#### [EXTRACTED MATERIAL]

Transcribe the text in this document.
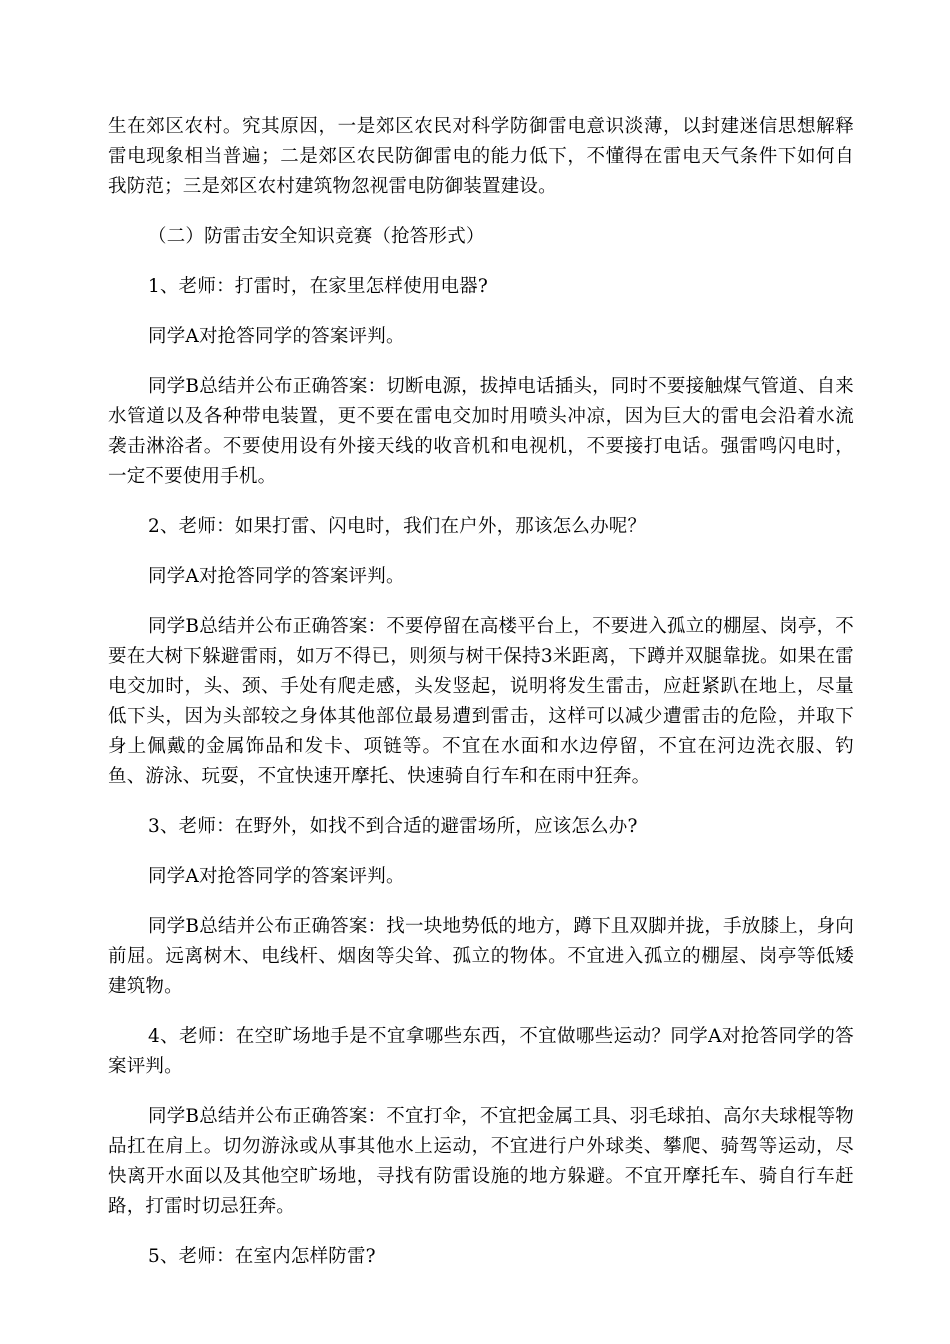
生在郊区农村。究其原因，一是郊区农民对科学防御雷电意识淡薄，以封建迷信思想解释雷电现象相当普遍；二是郊区农民防御雷电的能力低下，不懂得在雷电天气条件下如何自我防范；三是郊区农村建筑物忽视雷电防御装置建设。

（二）防雷击安全知识竞赛（抢答形式）

1、老师：打雷时，在家里怎样使用电器?

同学A对抢答同学的答案评判。

同学B总结并公布正确答案：切断电源，拔掉电话插头，同时不要接触煤气管道、自来水管道以及各种带电装置，更不要在雷电交加时用喷头冲凉，因为巨大的雷电会沿着水流袭击淋浴者。不要使用设有外接天线的收音机和电视机，不要接打电话。强雷鸣闪电时，一定不要使用手机。

2、老师：如果打雷、闪电时，我们在户外，那该怎么办呢？

同学A对抢答同学的答案评判。

同学B总结并公布正确答案：不要停留在高楼平台上，不要进入孤立的棚屋、岗亭，不要在大树下躲避雷雨，如万不得已，则须与树干保持3米距离，下蹲并双腿靠拢。如果在雷电交加时，头、颈、手处有爬走感，头发竖起，说明将发生雷击，应赶紧趴在地上，尽量低下头，因为头部较之身体其他部位最易遭到雷击，这样可以减少遭雷击的危险，并取下身上佩戴的金属饰品和发卡、项链等。不宜在水面和水边停留，不宜在河边洗衣服、钓鱼、游泳、玩耍，不宜快速开摩托、快速骑自行车和在雨中狂奔。

3、老师：在野外，如找不到合适的避雷场所，应该怎么办?

同学A对抢答同学的答案评判。

同学B总结并公布正确答案：找一块地势低的地方，蹲下且双脚并拢，手放膝上，身向前屈。远离树木、电线杆、烟囱等尖耸、孤立的物体。不宜进入孤立的棚屋、岗亭等低矮建筑物。

4、老师：在空旷场地手是不宜拿哪些东西，不宜做哪些运动？同学A对抢答同学的答案评判。

同学B总结并公布正确答案：不宜打伞，不宜把金属工具、羽毛球拍、高尔夫球棍等物品扛在肩上。切勿游泳或从事其他水上运动，不宜进行户外球类、攀爬、骑驾等运动，尽快离开水面以及其他空旷场地，寻找有防雷设施的地方躲避。不宜开摩托车、骑自行车赶路，打雷时切忌狂奔。

5、老师：在室内怎样防雷?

#### [DO THIS]
Take the records above and transcribe them exactly, dropping every picture.

#### [REPLY TO THE EXERCISE]
Transcribe the text in this document.
生在郊区农村。究其原因，一是郊区农民对科学防御雷电意识淡薄，以封建迷信思想解释雷电现象相当普遍；二是郊区农民防御雷电的能力低下，不懂得在雷电天气条件下如何自我防范；三是郊区农村建筑物忽视雷电防御装置建设。

（二）防雷击安全知识竞赛（抢答形式）

1、老师：打雷时，在家里怎样使用电器?

同学A对抢答同学的答案评判。

同学B总结并公布正确答案：切断电源，拔掉电话插头，同时不要接触煤气管道、自来水管道以及各种带电装置，更不要在雷电交加时用喷头冲凉，因为巨大的雷电会沿着水流袭击淋浴者。不要使用设有外接天线的收音机和电视机，不要接打电话。强雷鸣闪电时，一定不要使用手机。

2、老师：如果打雷、闪电时，我们在户外，那该怎么办呢？

同学A对抢答同学的答案评判。

同学B总结并公布正确答案：不要停留在高楼平台上，不要进入孤立的棚屋、岗亭，不要在大树下躲避雷雨，如万不得已，则须与树干保持3米距离，下蹲并双腿靠拢。如果在雷电交加时，头、颈、手处有爬走感，头发竖起，说明将发生雷击，应赶紧趴在地上，尽量低下头，因为头部较之身体其他部位最易遭到雷击，这样可以减少遭雷击的危险，并取下身上佩戴的金属饰品和发卡、项链等。不宜在水面和水边停留，不宜在河边洗衣服、钓鱼、游泳、玩耍，不宜快速开摩托、快速骑自行车和在雨中狂奔。

3、老师：在野外，如找不到合适的避雷场所，应该怎么办?

同学A对抢答同学的答案评判。

同学B总结并公布正确答案：找一块地势低的地方，蹲下且双脚并拢，手放膝上，身向前屈。远离树木、电线杆、烟囱等尖耸、孤立的物体。不宜进入孤立的棚屋、岗亭等低矮建筑物。

4、老师：在空旷场地手是不宜拿哪些东西，不宜做哪些运动？同学A对抢答同学的答案评判。

同学B总结并公布正确答案：不宜打伞，不宜把金属工具、羽毛球拍、高尔夫球棍等物品扛在肩上。切勿游泳或从事其他水上运动，不宜进行户外球类、攀爬、骑驾等运动，尽快离开水面以及其他空旷场地，寻找有防雷设施的地方躲避。不宜开摩托车、骑自行车赶路，打雷时切忌狂奔。

5、老师：在室内怎样防雷?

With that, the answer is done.